Source passage:

-*-

'Photographs I took that day still haunt me'
Covering a rally or any other expression of protest at Azad Maidan is a routine task for me. But on August 11, the protest that killed two and injured over 60 people has left behind scars, both on my person and in my mind.
I remember taking a few shots of the protest, and then deciding to leave. But soon I noticed smoke billowing from a vehicle that had been torched, and realising that the mob had turned violent, I ran back towards the maidan. I saw that protesters were burning down OB and police vans.
I got busy covering the riots. I saw a few men damaging the Amar Jawan memorial, and quickly changed my lens to get a clearer view. While clicking the photographs, I had no idea they would later be used to nab one of the culprits.
I saw that the police had swung into action, and was lathi-charging. I took shots of them at work, and decided to move in the direction of the police battalion, my years of experience telling me that being near the police was the safest option during a lathi-charge.

-*-

Task set:
#1 According to the account of the Azad Maidan protest, which things were protesters burning down or damaging?
#2 How many people did the August 11 protest kill and injure, according to the Azad Maidan account?
#3 Carry on the first-person account of the Azad Maidan protest from its final sentence.

Bounding box prediction data:

-*-

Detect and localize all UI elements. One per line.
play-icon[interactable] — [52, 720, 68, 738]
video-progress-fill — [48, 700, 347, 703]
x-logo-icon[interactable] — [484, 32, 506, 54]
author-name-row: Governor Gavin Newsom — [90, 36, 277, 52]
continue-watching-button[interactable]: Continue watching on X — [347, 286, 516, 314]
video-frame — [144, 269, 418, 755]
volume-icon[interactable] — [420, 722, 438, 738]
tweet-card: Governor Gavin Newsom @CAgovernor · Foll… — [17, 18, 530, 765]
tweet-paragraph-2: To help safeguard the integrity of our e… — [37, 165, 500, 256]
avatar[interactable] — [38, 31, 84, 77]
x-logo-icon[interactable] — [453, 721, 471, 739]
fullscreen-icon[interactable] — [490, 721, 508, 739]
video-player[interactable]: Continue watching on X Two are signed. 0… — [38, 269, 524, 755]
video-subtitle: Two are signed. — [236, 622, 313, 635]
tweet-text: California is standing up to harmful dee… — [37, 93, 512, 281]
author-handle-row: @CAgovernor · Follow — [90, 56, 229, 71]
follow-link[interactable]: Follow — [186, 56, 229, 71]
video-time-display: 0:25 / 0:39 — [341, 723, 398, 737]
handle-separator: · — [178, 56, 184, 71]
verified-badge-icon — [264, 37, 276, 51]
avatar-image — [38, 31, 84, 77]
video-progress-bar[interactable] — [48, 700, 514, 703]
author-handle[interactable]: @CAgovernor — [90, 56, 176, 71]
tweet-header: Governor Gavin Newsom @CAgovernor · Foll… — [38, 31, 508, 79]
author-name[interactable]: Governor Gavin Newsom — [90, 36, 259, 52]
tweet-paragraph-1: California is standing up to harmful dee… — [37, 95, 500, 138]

-*-

Solved tasks:
#1
- OB vans
- Police vans
- The Amar Jawan memorial

#2 It killed two people and injured over 60.

#3
However, my wisdom failed me that day. While I was clicking photographs of the police lathi-charging, a few cops charged at me. It was evident that I was not a rioter, and the expensive camera I was carrying was ample indication that I was a photographer covering the protest.
But all my pleas fell on deaf ears and the lathis fell on my head. Photographers from other papers intervened and confirmed that I was a photojournalist, and only then did they stop. By then, my head and hands were injured and I had to be admitted to the hospital.
Now, I am back at work taking photographs as usual, but every time I see the pictures I clicked on August 11, the incident comes back to haunt me. I was doing my job then, and will continue to do so.